Print the data below exactly as it stands, and keep the pictures out.

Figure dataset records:
▬▬▬

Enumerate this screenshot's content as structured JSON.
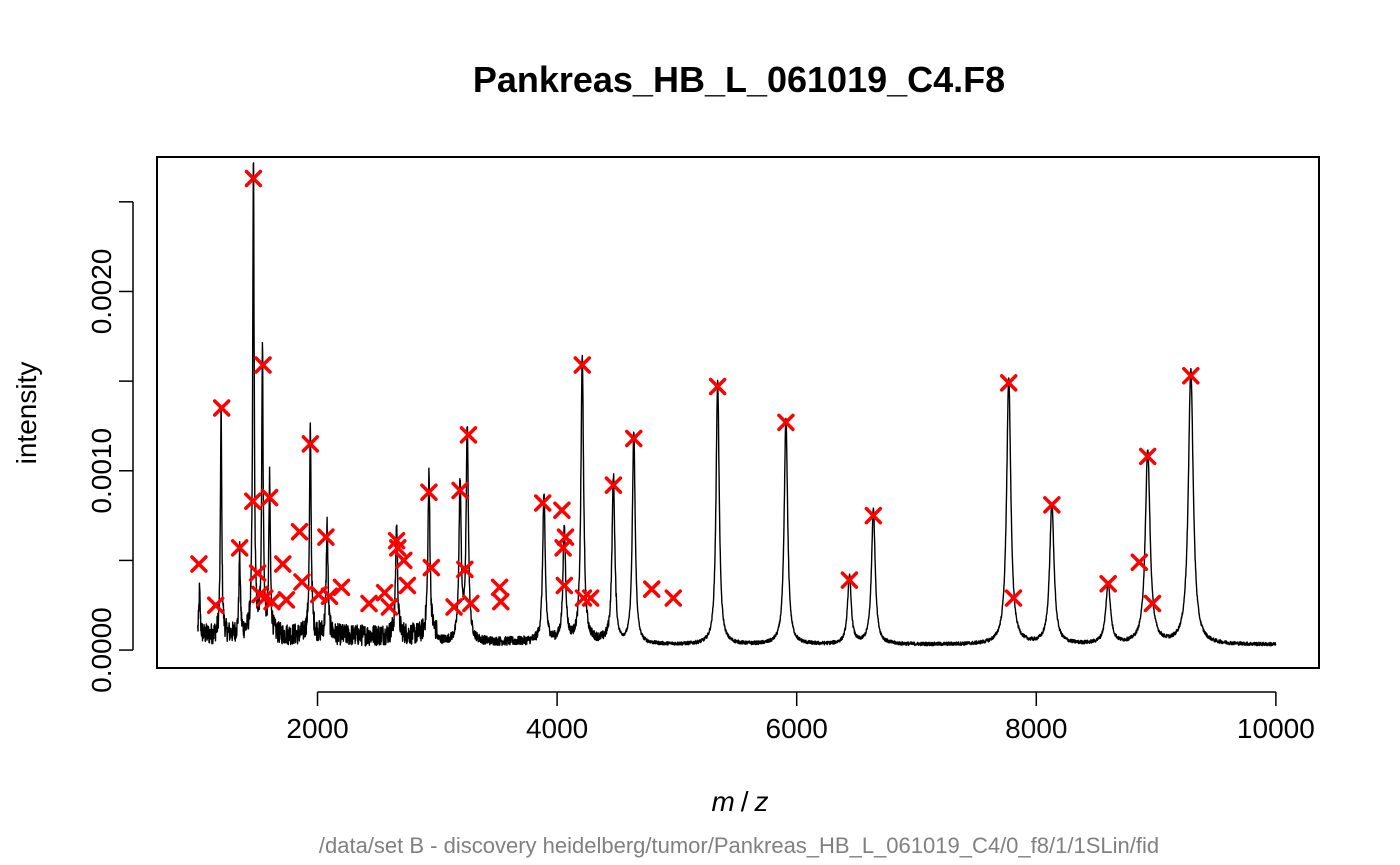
{
  "chart_data": {
    "type": "line",
    "title": "Pankreas_HB_L_061019_C4.F8",
    "xlabel_parts": [
      "m",
      "/",
      "z"
    ],
    "ylabel": "intensity",
    "subtitle": "/data/set B - discovery heidelberg/tumor/Pankreas_HB_L_061019_C4/0_f8/1/1SLin/fid",
    "xlim": [
      660,
      10360
    ],
    "ylim": [
      -0.0001,
      0.00275
    ],
    "x_ticks": [
      2000,
      4000,
      6000,
      8000,
      10000
    ],
    "x_tick_labels": [
      "2000",
      "4000",
      "6000",
      "8000",
      "10000"
    ],
    "y_ticks": [
      0.0,
      0.0005,
      0.001,
      0.0015,
      0.002,
      0.0025
    ],
    "y_tick_labels": [
      "0.0000",
      "",
      "0.0010",
      "",
      "0.0020",
      ""
    ],
    "spectrum": {
      "name": "",
      "color": "#000000",
      "x_range": [
        1000,
        10000
      ],
      "baseline": 2e-05,
      "peaks": [
        {
          "mz": 1015,
          "height": 0.00025
        },
        {
          "mz": 1195,
          "height": 0.00127
        },
        {
          "mz": 1350,
          "height": 0.00045
        },
        {
          "mz": 1465,
          "height": 0.00265
        },
        {
          "mz": 1540,
          "height": 0.00158
        },
        {
          "mz": 1600,
          "height": 0.00085
        },
        {
          "mz": 1940,
          "height": 0.00115
        },
        {
          "mz": 2080,
          "height": 0.00062
        },
        {
          "mz": 2660,
          "height": 0.00062
        },
        {
          "mz": 2930,
          "height": 0.00088
        },
        {
          "mz": 3190,
          "height": 0.00088
        },
        {
          "mz": 3250,
          "height": 0.00118
        },
        {
          "mz": 3890,
          "height": 0.00082
        },
        {
          "mz": 4060,
          "height": 0.00063
        },
        {
          "mz": 4210,
          "height": 0.00158
        },
        {
          "mz": 4470,
          "height": 0.00092
        },
        {
          "mz": 4640,
          "height": 0.00118
        },
        {
          "mz": 5340,
          "height": 0.00147
        },
        {
          "mz": 5910,
          "height": 0.00126
        },
        {
          "mz": 6440,
          "height": 0.00038
        },
        {
          "mz": 6640,
          "height": 0.00075
        },
        {
          "mz": 7770,
          "height": 0.00148
        },
        {
          "mz": 8130,
          "height": 0.00078
        },
        {
          "mz": 8600,
          "height": 0.00034
        },
        {
          "mz": 8930,
          "height": 0.00108
        },
        {
          "mz": 9290,
          "height": 0.00153
        }
      ]
    },
    "detected_peaks": {
      "name": "",
      "marker": "x",
      "color": "#ff0000",
      "points": [
        [
          1010,
          0.00048
        ],
        [
          1150,
          0.00025
        ],
        [
          1200,
          0.00135
        ],
        [
          1350,
          0.00057
        ],
        [
          1460,
          0.00083
        ],
        [
          1465,
          0.00263
        ],
        [
          1500,
          0.00043
        ],
        [
          1520,
          0.00031
        ],
        [
          1545,
          0.00159
        ],
        [
          1560,
          0.00029
        ],
        [
          1600,
          0.00085
        ],
        [
          1620,
          0.00027
        ],
        [
          1710,
          0.00048
        ],
        [
          1740,
          0.00028
        ],
        [
          1850,
          0.00066
        ],
        [
          1870,
          0.00038
        ],
        [
          1940,
          0.00115
        ],
        [
          2010,
          0.00031
        ],
        [
          2070,
          0.00063
        ],
        [
          2100,
          0.0003
        ],
        [
          2200,
          0.00035
        ],
        [
          2430,
          0.00026
        ],
        [
          2560,
          0.00032
        ],
        [
          2600,
          0.00024
        ],
        [
          2660,
          0.00061
        ],
        [
          2670,
          0.00057
        ],
        [
          2720,
          0.0005
        ],
        [
          2750,
          0.00036
        ],
        [
          2930,
          0.00088
        ],
        [
          2950,
          0.00046
        ],
        [
          3140,
          0.00024
        ],
        [
          3190,
          0.00089
        ],
        [
          3230,
          0.00045
        ],
        [
          3260,
          0.0012
        ],
        [
          3280,
          0.00026
        ],
        [
          3520,
          0.00035
        ],
        [
          3530,
          0.00027
        ],
        [
          3880,
          0.00082
        ],
        [
          4040,
          0.00078
        ],
        [
          4050,
          0.00057
        ],
        [
          4060,
          0.00036
        ],
        [
          4070,
          0.00063
        ],
        [
          4210,
          0.00159
        ],
        [
          4220,
          0.00029
        ],
        [
          4280,
          0.00029
        ],
        [
          4470,
          0.00092
        ],
        [
          4640,
          0.00118
        ],
        [
          4790,
          0.00034
        ],
        [
          4970,
          0.00029
        ],
        [
          5340,
          0.00147
        ],
        [
          5910,
          0.00127
        ],
        [
          6440,
          0.00039
        ],
        [
          6640,
          0.00075
        ],
        [
          7770,
          0.00149
        ],
        [
          7810,
          0.00029
        ],
        [
          8130,
          0.00081
        ],
        [
          8600,
          0.00037
        ],
        [
          8860,
          0.00049
        ],
        [
          8930,
          0.00108
        ],
        [
          8970,
          0.00026
        ],
        [
          9290,
          0.00153
        ]
      ]
    },
    "grid": false,
    "legend": "none"
  }
}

▬▬▬

The answer:
Enumerate this screenshot's content as structured JSON.
{
  "chart_data": {
    "type": "line",
    "title": "Pankreas_HB_L_061019_C4.F8",
    "xlabel_parts": [
      "m",
      "/",
      "z"
    ],
    "ylabel": "intensity",
    "subtitle": "/data/set B - discovery heidelberg/tumor/Pankreas_HB_L_061019_C4/0_f8/1/1SLin/fid",
    "xlim": [
      660,
      10360
    ],
    "ylim": [
      -0.0001,
      0.00275
    ],
    "x_ticks": [
      2000,
      4000,
      6000,
      8000,
      10000
    ],
    "x_tick_labels": [
      "2000",
      "4000",
      "6000",
      "8000",
      "10000"
    ],
    "y_ticks": [
      0.0,
      0.0005,
      0.001,
      0.0015,
      0.002,
      0.0025
    ],
    "y_tick_labels": [
      "0.0000",
      "",
      "0.0010",
      "",
      "0.0020",
      ""
    ],
    "spectrum": {
      "name": "",
      "color": "#000000",
      "x_range": [
        1000,
        10000
      ],
      "baseline": 2e-05,
      "peaks": [
        {
          "mz": 1015,
          "height": 0.00025
        },
        {
          "mz": 1195,
          "height": 0.00127
        },
        {
          "mz": 1350,
          "height": 0.00045
        },
        {
          "mz": 1465,
          "height": 0.00265
        },
        {
          "mz": 1540,
          "height": 0.00158
        },
        {
          "mz": 1600,
          "height": 0.00085
        },
        {
          "mz": 1940,
          "height": 0.00115
        },
        {
          "mz": 2080,
          "height": 0.00062
        },
        {
          "mz": 2660,
          "height": 0.00062
        },
        {
          "mz": 2930,
          "height": 0.00088
        },
        {
          "mz": 3190,
          "height": 0.00088
        },
        {
          "mz": 3250,
          "height": 0.00118
        },
        {
          "mz": 3890,
          "height": 0.00082
        },
        {
          "mz": 4060,
          "height": 0.00063
        },
        {
          "mz": 4210,
          "height": 0.00158
        },
        {
          "mz": 4470,
          "height": 0.00092
        },
        {
          "mz": 4640,
          "height": 0.00118
        },
        {
          "mz": 5340,
          "height": 0.00147
        },
        {
          "mz": 5910,
          "height": 0.00126
        },
        {
          "mz": 6440,
          "height": 0.00038
        },
        {
          "mz": 6640,
          "height": 0.00075
        },
        {
          "mz": 7770,
          "height": 0.00148
        },
        {
          "mz": 8130,
          "height": 0.00078
        },
        {
          "mz": 8600,
          "height": 0.00034
        },
        {
          "mz": 8930,
          "height": 0.00108
        },
        {
          "mz": 9290,
          "height": 0.00153
        }
      ]
    },
    "detected_peaks": {
      "name": "",
      "marker": "x",
      "color": "#ff0000",
      "points": [
        [
          1010,
          0.00048
        ],
        [
          1150,
          0.00025
        ],
        [
          1200,
          0.00135
        ],
        [
          1350,
          0.00057
        ],
        [
          1460,
          0.00083
        ],
        [
          1465,
          0.00263
        ],
        [
          1500,
          0.00043
        ],
        [
          1520,
          0.00031
        ],
        [
          1545,
          0.00159
        ],
        [
          1560,
          0.00029
        ],
        [
          1600,
          0.00085
        ],
        [
          1620,
          0.00027
        ],
        [
          1710,
          0.00048
        ],
        [
          1740,
          0.00028
        ],
        [
          1850,
          0.00066
        ],
        [
          1870,
          0.00038
        ],
        [
          1940,
          0.00115
        ],
        [
          2010,
          0.00031
        ],
        [
          2070,
          0.00063
        ],
        [
          2100,
          0.0003
        ],
        [
          2200,
          0.00035
        ],
        [
          2430,
          0.00026
        ],
        [
          2560,
          0.00032
        ],
        [
          2600,
          0.00024
        ],
        [
          2660,
          0.00061
        ],
        [
          2670,
          0.00057
        ],
        [
          2720,
          0.0005
        ],
        [
          2750,
          0.00036
        ],
        [
          2930,
          0.00088
        ],
        [
          2950,
          0.00046
        ],
        [
          3140,
          0.00024
        ],
        [
          3190,
          0.00089
        ],
        [
          3230,
          0.00045
        ],
        [
          3260,
          0.0012
        ],
        [
          3280,
          0.00026
        ],
        [
          3520,
          0.00035
        ],
        [
          3530,
          0.00027
        ],
        [
          3880,
          0.00082
        ],
        [
          4040,
          0.00078
        ],
        [
          4050,
          0.00057
        ],
        [
          4060,
          0.00036
        ],
        [
          4070,
          0.00063
        ],
        [
          4210,
          0.00159
        ],
        [
          4220,
          0.00029
        ],
        [
          4280,
          0.00029
        ],
        [
          4470,
          0.00092
        ],
        [
          4640,
          0.00118
        ],
        [
          4790,
          0.00034
        ],
        [
          4970,
          0.00029
        ],
        [
          5340,
          0.00147
        ],
        [
          5910,
          0.00127
        ],
        [
          6440,
          0.00039
        ],
        [
          6640,
          0.00075
        ],
        [
          7770,
          0.00149
        ],
        [
          7810,
          0.00029
        ],
        [
          8130,
          0.00081
        ],
        [
          8600,
          0.00037
        ],
        [
          8860,
          0.00049
        ],
        [
          8930,
          0.00108
        ],
        [
          8970,
          0.00026
        ],
        [
          9290,
          0.00153
        ]
      ]
    },
    "grid": false,
    "legend": "none"
  }
}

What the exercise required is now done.